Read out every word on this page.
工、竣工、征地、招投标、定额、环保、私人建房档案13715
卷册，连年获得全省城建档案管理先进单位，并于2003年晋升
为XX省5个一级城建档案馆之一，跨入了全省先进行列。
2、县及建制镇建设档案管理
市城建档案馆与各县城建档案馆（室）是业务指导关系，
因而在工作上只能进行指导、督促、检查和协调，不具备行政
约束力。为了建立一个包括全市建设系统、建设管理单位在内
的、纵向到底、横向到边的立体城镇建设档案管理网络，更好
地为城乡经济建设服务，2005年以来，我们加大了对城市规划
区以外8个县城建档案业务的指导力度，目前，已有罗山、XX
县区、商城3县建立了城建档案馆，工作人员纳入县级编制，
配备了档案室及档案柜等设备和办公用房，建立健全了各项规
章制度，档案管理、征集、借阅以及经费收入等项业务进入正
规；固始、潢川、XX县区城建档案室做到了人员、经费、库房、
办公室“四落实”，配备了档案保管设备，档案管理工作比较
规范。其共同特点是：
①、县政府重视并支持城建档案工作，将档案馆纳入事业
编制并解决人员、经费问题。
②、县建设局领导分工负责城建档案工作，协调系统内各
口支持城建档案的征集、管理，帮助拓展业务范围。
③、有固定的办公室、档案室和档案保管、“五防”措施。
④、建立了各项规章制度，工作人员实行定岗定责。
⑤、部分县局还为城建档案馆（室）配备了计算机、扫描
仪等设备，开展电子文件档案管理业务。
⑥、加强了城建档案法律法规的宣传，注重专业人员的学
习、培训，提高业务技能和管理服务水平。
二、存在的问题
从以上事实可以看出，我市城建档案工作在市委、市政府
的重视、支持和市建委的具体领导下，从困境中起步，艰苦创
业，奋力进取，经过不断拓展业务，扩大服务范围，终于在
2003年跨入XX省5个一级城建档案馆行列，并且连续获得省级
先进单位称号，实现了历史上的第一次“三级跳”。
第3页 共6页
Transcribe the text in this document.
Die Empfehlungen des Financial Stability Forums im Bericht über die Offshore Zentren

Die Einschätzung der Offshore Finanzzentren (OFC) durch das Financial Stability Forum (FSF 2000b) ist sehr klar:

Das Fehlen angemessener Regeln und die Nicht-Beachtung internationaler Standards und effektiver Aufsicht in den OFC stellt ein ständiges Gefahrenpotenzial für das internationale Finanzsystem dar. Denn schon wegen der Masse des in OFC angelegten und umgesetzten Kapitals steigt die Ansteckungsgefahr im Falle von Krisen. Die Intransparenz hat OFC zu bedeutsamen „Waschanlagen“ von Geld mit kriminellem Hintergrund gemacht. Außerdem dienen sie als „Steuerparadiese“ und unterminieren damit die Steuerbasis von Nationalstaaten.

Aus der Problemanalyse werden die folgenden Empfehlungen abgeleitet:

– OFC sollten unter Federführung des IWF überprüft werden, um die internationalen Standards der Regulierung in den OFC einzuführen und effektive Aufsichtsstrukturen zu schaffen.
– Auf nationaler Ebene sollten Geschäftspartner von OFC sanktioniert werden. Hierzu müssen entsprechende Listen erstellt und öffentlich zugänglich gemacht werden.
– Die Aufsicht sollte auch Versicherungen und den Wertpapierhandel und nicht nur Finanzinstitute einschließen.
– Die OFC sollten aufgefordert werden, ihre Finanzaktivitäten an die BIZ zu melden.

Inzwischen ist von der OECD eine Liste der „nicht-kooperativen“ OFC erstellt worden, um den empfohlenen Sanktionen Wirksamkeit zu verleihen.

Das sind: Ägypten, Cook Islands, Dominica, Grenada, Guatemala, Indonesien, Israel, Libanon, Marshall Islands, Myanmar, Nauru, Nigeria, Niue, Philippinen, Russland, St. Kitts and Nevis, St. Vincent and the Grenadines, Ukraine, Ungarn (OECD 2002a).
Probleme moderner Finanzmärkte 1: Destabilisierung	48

━━━━━━━━━━━━━━━━━━━━

Copy the data above in full, character for character.

Reply to the exercise ->
Read out every word on this page.
工、竣工、征地、招投标、定额、环保、私人建房档案13715
卷册，连年获得全省城建档案管理先进单位，并于2003年晋升
为XX省5个一级城建档案馆之一，跨入了全省先进行列。
2、县及建制镇建设档案管理
市城建档案馆与各县城建档案馆（室）是业务指导关系，
因而在工作上只能进行指导、督促、检查和协调，不具备行政
约束力。为了建立一个包括全市建设系统、建设管理单位在内
的、纵向到底、横向到边的立体城镇建设档案管理网络，更好
地为城乡经济建设服务，2005年以来，我们加大了对城市规划
区以外8个县城建档案业务的指导力度，目前，已有罗山、XX
县区、商城3县建立了城建档案馆，工作人员纳入县级编制，
配备了档案室及档案柜等设备和办公用房，建立健全了各项规
章制度，档案管理、征集、借阅以及经费收入等项业务进入正
规；固始、潢川、XX县区城建档案室做到了人员、经费、库房、
办公室“四落实”，配备了档案保管设备，档案管理工作比较
规范。其共同特点是：
①、县政府重视并支持城建档案工作，将档案馆纳入事业
编制并解决人员、经费问题。
②、县建设局领导分工负责城建档案工作，协调系统内各
口支持城建档案的征集、管理，帮助拓展业务范围。
③、有固定的办公室、档案室和档案保管、“五防”措施。
④、建立了各项规章制度，工作人员实行定岗定责。
⑤、部分县局还为城建档案馆（室）配备了计算机、扫描
仪等设备，开展电子文件档案管理业务。
⑥、加强了城建档案法律法规的宣传，注重专业人员的学
习、培训，提高业务技能和管理服务水平。
二、存在的问题
从以上事实可以看出，我市城建档案工作在市委、市政府
的重视、支持和市建委的具体领导下，从困境中起步，艰苦创
业，奋力进取，经过不断拓展业务，扩大服务范围，终于在
2003年跨入XX省5个一级城建档案馆行列，并且连续获得省级
先进单位称号，实现了历史上的第一次“三级跳”。
第3页 共6页
Transcribe the text in this document.
Die Empfehlungen des Financial Stability Forums im Bericht über die Offshore Zentren

Die Einschätzung der Offshore Finanzzentren (OFC) durch das Financial Stability Forum (FSF 2000b) ist sehr klar:

Das Fehlen angemessener Regeln und die Nicht-Beachtung internationaler Standards und effektiver Aufsicht in den OFC stellt ein ständiges Gefahrenpotenzial für das internationale Finanzsystem dar. Denn schon wegen der Masse des in OFC angelegten und umgesetzten Kapitals steigt die Ansteckungsgefahr im Falle von Krisen. Die Intransparenz hat OFC zu bedeutsamen „Waschanlagen“ von Geld mit kriminellem Hintergrund gemacht. Außerdem dienen sie als „Steuerparadiese“ und unterminieren damit die Steuerbasis von Nationalstaaten.

Aus der Problemanalyse werden die folgenden Empfehlungen abgeleitet:

– OFC sollten unter Federführung des IWF überprüft werden, um die internationalen Standards der Regulierung in den OFC einzuführen und effektive Aufsichtsstrukturen zu schaffen.
– Auf nationaler Ebene sollten Geschäftspartner von OFC sanktioniert werden. Hierzu müssen entsprechende Listen erstellt und öffentlich zugänglich gemacht werden.
– Die Aufsicht sollte auch Versicherungen und den Wertpapierhandel und nicht nur Finanzinstitute einschließen.
– Die OFC sollten aufgefordert werden, ihre Finanzaktivitäten an die BIZ zu melden.

Inzwischen ist von der OECD eine Liste der „nicht-kooperativen“ OFC erstellt worden, um den empfohlenen Sanktionen Wirksamkeit zu verleihen.

Das sind: Ägypten, Cook Islands, Dominica, Grenada, Guatemala, Indonesien, Israel, Libanon, Marshall Islands, Myanmar, Nauru, Nigeria, Niue, Philippinen, Russland, St. Kitts and Nevis, St. Vincent and the Grenadines, Ukraine, Ungarn (OECD 2002a).
Probleme moderner Finanzmärkte 1: Destabilisierung	48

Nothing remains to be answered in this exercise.